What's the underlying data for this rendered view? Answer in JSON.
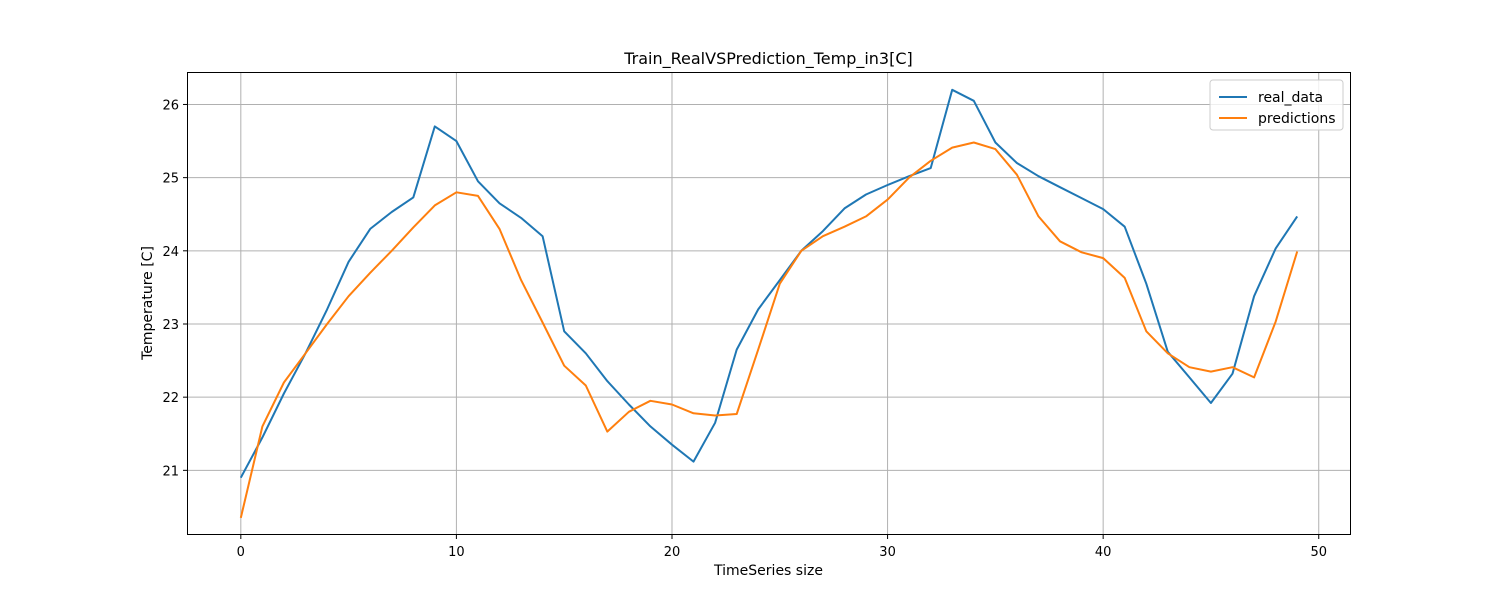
{
  "chart_data": {
    "type": "line",
    "title": "Train_RealVSPrediction_Temp_in3[C]",
    "xlabel": "TimeSeries size",
    "ylabel": "Temperature [C]",
    "xlim": [
      -2.45,
      51.45
    ],
    "ylim": [
      20.13,
      26.43
    ],
    "xticks": [
      0,
      10,
      20,
      30,
      40,
      50
    ],
    "yticks": [
      21,
      22,
      23,
      24,
      25,
      26
    ],
    "grid": true,
    "legend_position": "top-right",
    "series": [
      {
        "name": "real_data",
        "color": "#1f77b4",
        "x": [
          0,
          1,
          2,
          3,
          4,
          5,
          6,
          7,
          8,
          9,
          10,
          11,
          12,
          13,
          14,
          15,
          16,
          17,
          18,
          19,
          20,
          21,
          22,
          23,
          24,
          25,
          26,
          27,
          28,
          29,
          30,
          31,
          32,
          33,
          34,
          35,
          36,
          37,
          38,
          39,
          40,
          41,
          42,
          43,
          44,
          45,
          46,
          47,
          48,
          49
        ],
        "values": [
          20.9,
          21.45,
          22.05,
          22.6,
          23.2,
          23.85,
          24.3,
          24.53,
          24.73,
          25.7,
          25.5,
          24.95,
          24.65,
          24.45,
          24.2,
          22.9,
          22.6,
          22.22,
          21.9,
          21.6,
          21.35,
          21.12,
          21.65,
          22.65,
          23.2,
          23.6,
          24.0,
          24.27,
          24.58,
          24.77,
          24.9,
          25.02,
          25.13,
          26.2,
          26.05,
          25.48,
          25.2,
          25.02,
          24.87,
          24.72,
          24.57,
          24.33,
          23.55,
          22.62,
          22.27,
          21.92,
          22.32,
          23.38,
          24.03,
          24.47
        ]
      },
      {
        "name": "predictions",
        "color": "#ff7f0e",
        "x": [
          0,
          1,
          2,
          3,
          4,
          5,
          6,
          7,
          8,
          9,
          10,
          11,
          12,
          13,
          14,
          15,
          16,
          17,
          18,
          19,
          20,
          21,
          22,
          23,
          24,
          25,
          26,
          27,
          28,
          29,
          30,
          31,
          32,
          33,
          34,
          35,
          36,
          37,
          38,
          39,
          40,
          41,
          42,
          43,
          44,
          45,
          46,
          47,
          48,
          49
        ],
        "values": [
          20.35,
          21.6,
          22.2,
          22.6,
          23.0,
          23.38,
          23.7,
          24.0,
          24.32,
          24.62,
          24.8,
          24.75,
          24.3,
          23.6,
          23.02,
          22.43,
          22.16,
          21.53,
          21.8,
          21.95,
          21.9,
          21.78,
          21.75,
          21.77,
          22.65,
          23.55,
          24.0,
          24.2,
          24.33,
          24.47,
          24.7,
          25.0,
          25.23,
          25.41,
          25.48,
          25.39,
          25.04,
          24.47,
          24.13,
          23.98,
          23.9,
          23.63,
          22.9,
          22.6,
          22.41,
          22.35,
          22.41,
          22.27,
          23.03,
          23.99
        ]
      }
    ]
  }
}
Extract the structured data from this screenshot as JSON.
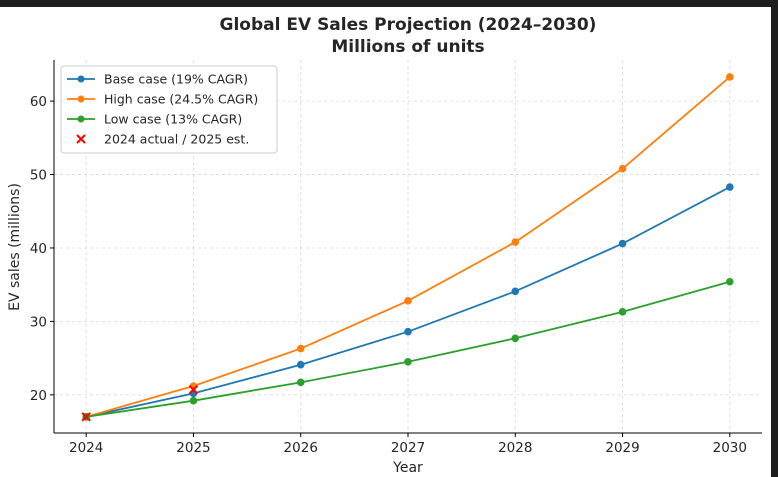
{
  "chart_data": {
    "type": "line",
    "title": "Global EV Sales Projection (2024–2030)",
    "subtitle": "Millions of units",
    "xlabel": "Year",
    "ylabel": "EV sales (millions)",
    "x": [
      2024,
      2025,
      2026,
      2027,
      2028,
      2029,
      2030
    ],
    "xlim": [
      2023.7,
      2030.3
    ],
    "ylim": [
      14.8,
      65.6
    ],
    "yticks": [
      20,
      30,
      40,
      50,
      60
    ],
    "grid": true,
    "legend_position": "top-left",
    "series": [
      {
        "name": "Base case (19% CAGR)",
        "color": "#1f77b4",
        "values": [
          17.0,
          20.2,
          24.1,
          28.6,
          34.1,
          40.6,
          48.3
        ]
      },
      {
        "name": "High case (24.5% CAGR)",
        "color": "#ff7f0e",
        "values": [
          17.0,
          21.2,
          26.3,
          32.8,
          40.8,
          50.8,
          63.3
        ]
      },
      {
        "name": "Low case (13% CAGR)",
        "color": "#2ca02c",
        "values": [
          17.0,
          19.2,
          21.7,
          24.5,
          27.7,
          31.3,
          35.4
        ]
      }
    ],
    "markers": {
      "name": "2024 actual / 2025 est.",
      "color": "#ff0000",
      "x": [
        2024,
        2025
      ],
      "values": [
        17.0,
        20.7
      ]
    }
  }
}
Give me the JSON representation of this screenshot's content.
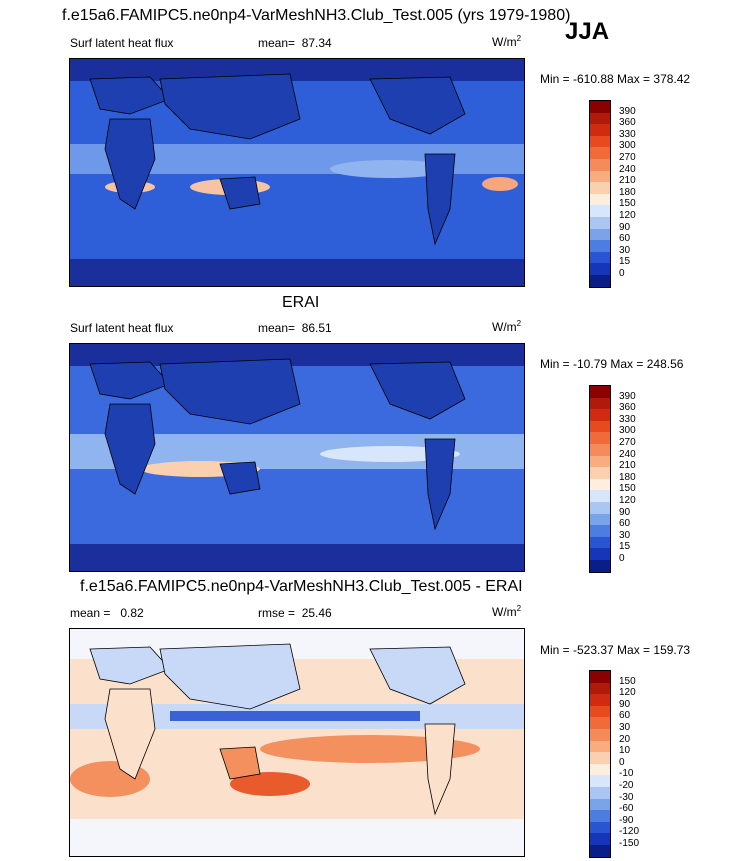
{
  "title_main": "f.e15a6.FAMIPC5.ne0np4-VarMeshNH3.Club_Test.005 (yrs 1979-1980)",
  "season": "JJA",
  "panels": [
    {
      "id": "model",
      "label_left": "Surf latent heat flux",
      "mean_label": "mean=",
      "mean_value": "87.34",
      "units": "W/m",
      "units_sup": "2",
      "minmax": "Min = -610.88 Max = 378.42",
      "colorbar_labels": [
        "390",
        "360",
        "330",
        "300",
        "270",
        "240",
        "210",
        "180",
        "150",
        "120",
        "90",
        "60",
        "30",
        "15",
        "0"
      ],
      "colorbar_colors": [
        "#8b0000",
        "#b01a0a",
        "#d02a10",
        "#e84a20",
        "#f06a3a",
        "#f58a5a",
        "#f8ac80",
        "#fbd0b0",
        "#fdeee0",
        "#d8e6fb",
        "#aac6f3",
        "#7aa3ea",
        "#4d7de0",
        "#2a55d2",
        "#1536b8",
        "#0a1e8a"
      ],
      "map_colors": {
        "ocean_base": "#2f5fd8",
        "ocean_mid": "#4a7ee6",
        "ocean_high": "#8fb4ef",
        "warm": "#f6c3a4",
        "land_low": "#1e3fb0",
        "polar": "#1a2f9c"
      }
    },
    {
      "id": "obs",
      "subtitle": "ERAI",
      "label_left": "Surf latent heat flux",
      "mean_label": "mean=",
      "mean_value": "86.51",
      "units": "W/m",
      "units_sup": "2",
      "minmax": "Min = -10.79 Max = 248.56",
      "colorbar_labels": [
        "390",
        "360",
        "330",
        "300",
        "270",
        "240",
        "210",
        "180",
        "150",
        "120",
        "90",
        "60",
        "30",
        "15",
        "0"
      ],
      "colorbar_colors": [
        "#8b0000",
        "#b01a0a",
        "#d02a10",
        "#e84a20",
        "#f06a3a",
        "#f58a5a",
        "#f8ac80",
        "#fbd0b0",
        "#fdeee0",
        "#d8e6fb",
        "#aac6f3",
        "#7aa3ea",
        "#4d7de0",
        "#2a55d2",
        "#1536b8",
        "#0a1e8a"
      ],
      "map_colors": {
        "ocean_base": "#2f5fd8",
        "ocean_mid": "#4a7ee6",
        "ocean_high": "#8fb4ef",
        "warm": "#f6c3a4",
        "land_low": "#1e3fb0",
        "polar": "#1a2f9c"
      }
    },
    {
      "id": "diff",
      "subtitle": "f.e15a6.FAMIPC5.ne0np4-VarMeshNH3.Club_Test.005 - ERAI",
      "label_left": "mean =",
      "mean_value": "0.82",
      "rmse_label": "rmse =",
      "rmse_value": "25.46",
      "units": "W/m",
      "units_sup": "2",
      "minmax": "Min = -523.37 Max = 159.73",
      "colorbar_labels": [
        "150",
        "120",
        "90",
        "60",
        "30",
        "20",
        "10",
        "0",
        "-10",
        "-20",
        "-30",
        "-60",
        "-90",
        "-120",
        "-150"
      ],
      "colorbar_colors": [
        "#8b0000",
        "#b01a0a",
        "#d02a10",
        "#e84a20",
        "#f06a3a",
        "#f58a5a",
        "#f8ac80",
        "#fbd0b0",
        "#fdeee0",
        "#d8e6fb",
        "#aac6f3",
        "#7aa3ea",
        "#4d7de0",
        "#2a55d2",
        "#1536b8",
        "#0a1e8a"
      ],
      "map_colors": {
        "base": "#fbe0cc",
        "warm": "#f3905e",
        "hot": "#e95a2c",
        "cool": "#c7d9f7",
        "cold": "#3a62d6",
        "white": "#f4f6fb"
      }
    }
  ]
}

------------------------------------

* YOUR OBJECTIVE *
Scan the material above for the word "minmax". Copy each line where it occurs.

* SOLUTION *
      "minmax": "Min = -610.88 Max = 378.42",
      "minmax": "Min = -10.79 Max = 248.56",
      "minmax": "Min = -523.37 Max = 159.73",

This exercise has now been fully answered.